_Task_:
Produce an exact transcription of the listing below, omitting the pictures.

_The data_:
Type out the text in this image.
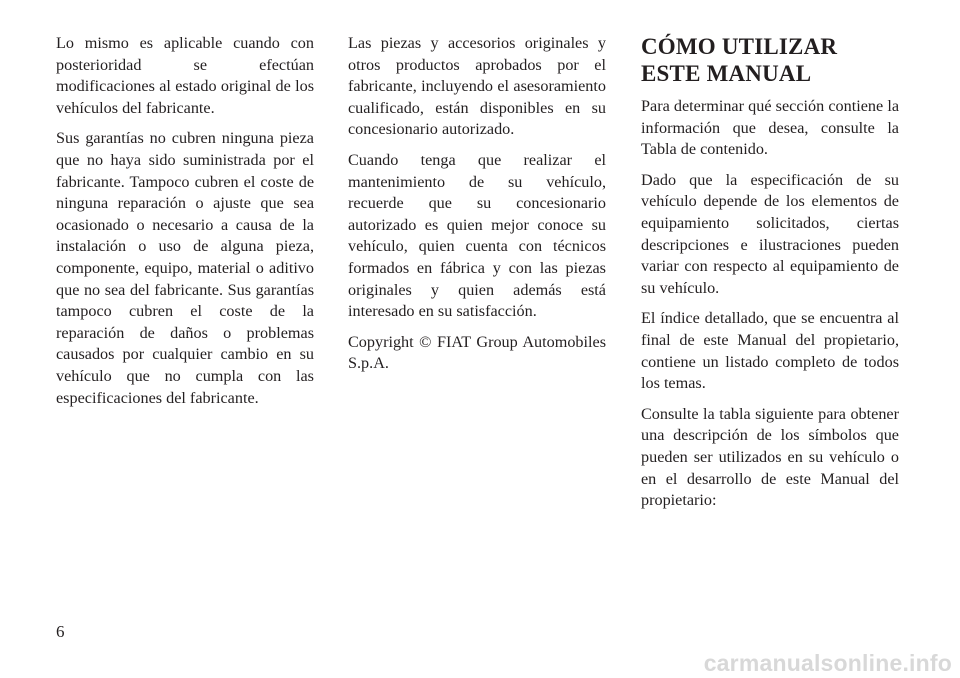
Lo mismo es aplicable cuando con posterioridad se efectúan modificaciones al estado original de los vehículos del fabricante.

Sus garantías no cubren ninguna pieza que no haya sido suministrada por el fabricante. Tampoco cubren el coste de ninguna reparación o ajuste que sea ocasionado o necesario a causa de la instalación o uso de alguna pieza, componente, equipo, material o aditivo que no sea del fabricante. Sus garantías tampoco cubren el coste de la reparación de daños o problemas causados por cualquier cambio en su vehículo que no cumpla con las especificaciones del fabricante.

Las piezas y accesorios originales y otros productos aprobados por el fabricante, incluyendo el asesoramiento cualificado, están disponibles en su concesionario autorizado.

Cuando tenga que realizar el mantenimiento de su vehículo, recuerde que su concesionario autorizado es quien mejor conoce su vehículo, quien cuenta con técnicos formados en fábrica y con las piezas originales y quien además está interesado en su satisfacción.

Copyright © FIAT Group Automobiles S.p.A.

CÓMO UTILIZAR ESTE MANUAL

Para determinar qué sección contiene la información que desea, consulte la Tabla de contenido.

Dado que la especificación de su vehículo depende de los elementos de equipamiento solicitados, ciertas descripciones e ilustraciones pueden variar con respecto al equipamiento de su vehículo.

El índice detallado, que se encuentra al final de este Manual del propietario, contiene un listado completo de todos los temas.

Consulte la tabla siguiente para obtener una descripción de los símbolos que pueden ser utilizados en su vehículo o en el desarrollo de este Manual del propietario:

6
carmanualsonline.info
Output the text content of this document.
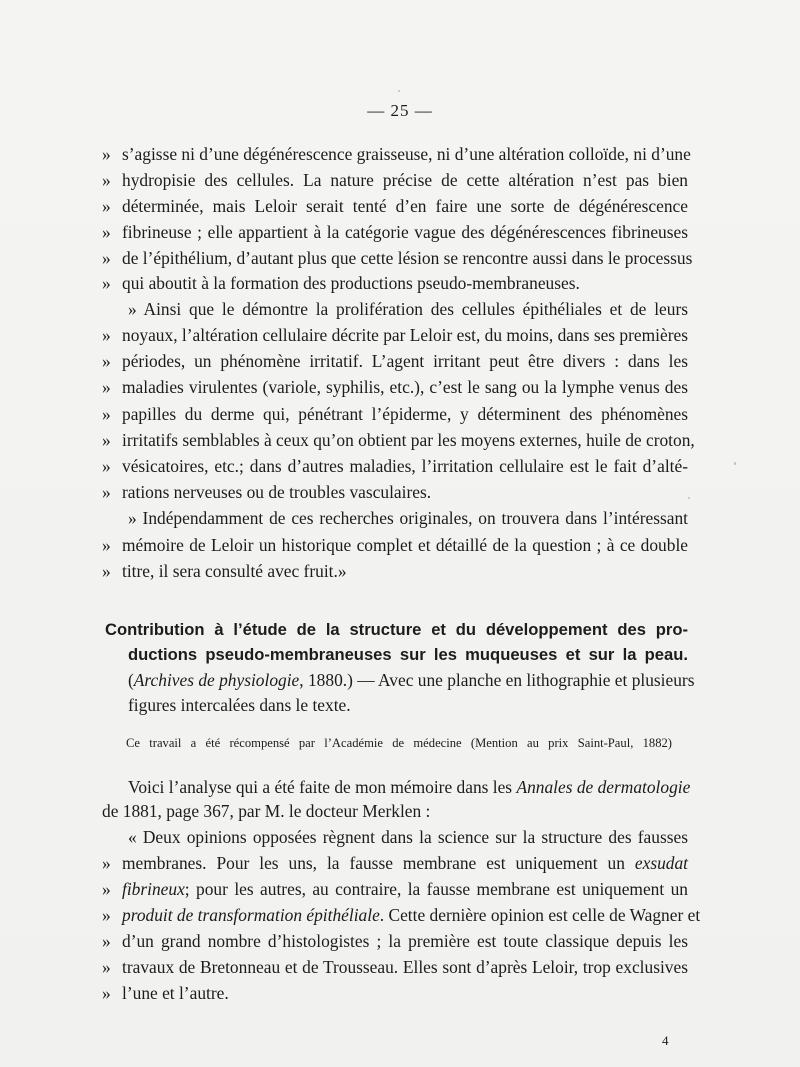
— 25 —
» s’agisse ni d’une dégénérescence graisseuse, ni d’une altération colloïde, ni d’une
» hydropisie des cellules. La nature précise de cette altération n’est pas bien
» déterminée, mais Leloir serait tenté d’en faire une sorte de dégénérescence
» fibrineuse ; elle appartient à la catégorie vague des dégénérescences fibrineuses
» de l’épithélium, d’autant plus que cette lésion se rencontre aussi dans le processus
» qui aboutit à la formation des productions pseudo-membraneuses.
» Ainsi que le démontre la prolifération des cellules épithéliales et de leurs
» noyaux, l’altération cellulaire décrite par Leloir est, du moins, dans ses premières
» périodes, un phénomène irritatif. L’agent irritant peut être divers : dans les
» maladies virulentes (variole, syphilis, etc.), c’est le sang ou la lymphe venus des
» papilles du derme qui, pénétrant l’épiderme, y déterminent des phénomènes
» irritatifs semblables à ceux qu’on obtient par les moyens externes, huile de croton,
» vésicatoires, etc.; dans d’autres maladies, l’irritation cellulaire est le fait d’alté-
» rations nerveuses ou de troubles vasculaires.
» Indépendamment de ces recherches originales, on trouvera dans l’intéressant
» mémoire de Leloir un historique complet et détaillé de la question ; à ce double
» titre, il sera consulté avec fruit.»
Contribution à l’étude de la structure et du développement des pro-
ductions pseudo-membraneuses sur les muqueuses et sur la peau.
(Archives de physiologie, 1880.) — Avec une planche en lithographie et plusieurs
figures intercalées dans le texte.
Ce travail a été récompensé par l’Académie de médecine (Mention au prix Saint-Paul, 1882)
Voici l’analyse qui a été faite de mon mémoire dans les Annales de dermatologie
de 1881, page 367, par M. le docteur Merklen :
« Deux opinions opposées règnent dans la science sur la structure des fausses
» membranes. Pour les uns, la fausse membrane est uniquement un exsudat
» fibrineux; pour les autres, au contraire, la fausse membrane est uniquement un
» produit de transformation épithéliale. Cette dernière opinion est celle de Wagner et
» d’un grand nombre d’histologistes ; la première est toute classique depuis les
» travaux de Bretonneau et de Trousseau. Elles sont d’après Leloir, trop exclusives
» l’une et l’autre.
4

_Response for this exercise_:
Type out the text in this image.
Lo mismo es aplicable cuando con posterioridad se efectúan modificaciones al estado original de los vehículos del fabricante.

Sus garantías no cubren ninguna pieza que no haya sido suministrada por el fabricante. Tampoco cubren el coste de ninguna reparación o ajuste que sea ocasionado o necesario a causa de la instalación o uso de alguna pieza, componente, equipo, material o aditivo que no sea del fabricante. Sus garantías tampoco cubren el coste de la reparación de daños o problemas causados por cualquier cambio en su vehículo que no cumpla con las especificaciones del fabricante.

Las piezas y accesorios originales y otros productos aprobados por el fabricante, incluyendo el asesoramiento cualificado, están disponibles en su concesionario autorizado.

Cuando tenga que realizar el mantenimiento de su vehículo, recuerde que su concesionario autorizado es quien mejor conoce su vehículo, quien cuenta con técnicos formados en fábrica y con las piezas originales y quien además está interesado en su satisfacción.

Copyright © FIAT Group Automobiles S.p.A.

CÓMO UTILIZAR ESTE MANUAL

Para determinar qué sección contiene la información que desea, consulte la Tabla de contenido.

Dado que la especificación de su vehículo depende de los elementos de equipamiento solicitados, ciertas descripciones e ilustraciones pueden variar con respecto al equipamiento de su vehículo.

El índice detallado, que se encuentra al final de este Manual del propietario, contiene un listado completo de todos los temas.

Consulte la tabla siguiente para obtener una descripción de los símbolos que pueden ser utilizados en su vehículo o en el desarrollo de este Manual del propietario:

6
carmanualsonline.info
Output the text content of this document.
— 25 —
» s’agisse ni d’une dégénérescence graisseuse, ni d’une altération colloïde, ni d’une
» hydropisie des cellules. La nature précise de cette altération n’est pas bien
» déterminée, mais Leloir serait tenté d’en faire une sorte de dégénérescence
» fibrineuse ; elle appartient à la catégorie vague des dégénérescences fibrineuses
» de l’épithélium, d’autant plus que cette lésion se rencontre aussi dans le processus
» qui aboutit à la formation des productions pseudo-membraneuses.
» Ainsi que le démontre la prolifération des cellules épithéliales et de leurs
» noyaux, l’altération cellulaire décrite par Leloir est, du moins, dans ses premières
» périodes, un phénomène irritatif. L’agent irritant peut être divers : dans les
» maladies virulentes (variole, syphilis, etc.), c’est le sang ou la lymphe venus des
» papilles du derme qui, pénétrant l’épiderme, y déterminent des phénomènes
» irritatifs semblables à ceux qu’on obtient par les moyens externes, huile de croton,
» vésicatoires, etc.; dans d’autres maladies, l’irritation cellulaire est le fait d’alté-
» rations nerveuses ou de troubles vasculaires.
» Indépendamment de ces recherches originales, on trouvera dans l’intéressant
» mémoire de Leloir un historique complet et détaillé de la question ; à ce double
» titre, il sera consulté avec fruit.»
Contribution à l’étude de la structure et du développement des pro-
ductions pseudo-membraneuses sur les muqueuses et sur la peau.
(Archives de physiologie, 1880.) — Avec une planche en lithographie et plusieurs
figures intercalées dans le texte.
Ce travail a été récompensé par l’Académie de médecine (Mention au prix Saint-Paul, 1882)
Voici l’analyse qui a été faite de mon mémoire dans les Annales de dermatologie
de 1881, page 367, par M. le docteur Merklen :
« Deux opinions opposées règnent dans la science sur la structure des fausses
» membranes. Pour les uns, la fausse membrane est uniquement un exsudat
» fibrineux; pour les autres, au contraire, la fausse membrane est uniquement un
» produit de transformation épithéliale. Cette dernière opinion est celle de Wagner et
» d’un grand nombre d’histologistes ; la première est toute classique depuis les
» travaux de Bretonneau et de Trousseau. Elles sont d’après Leloir, trop exclusives
» l’une et l’autre.
4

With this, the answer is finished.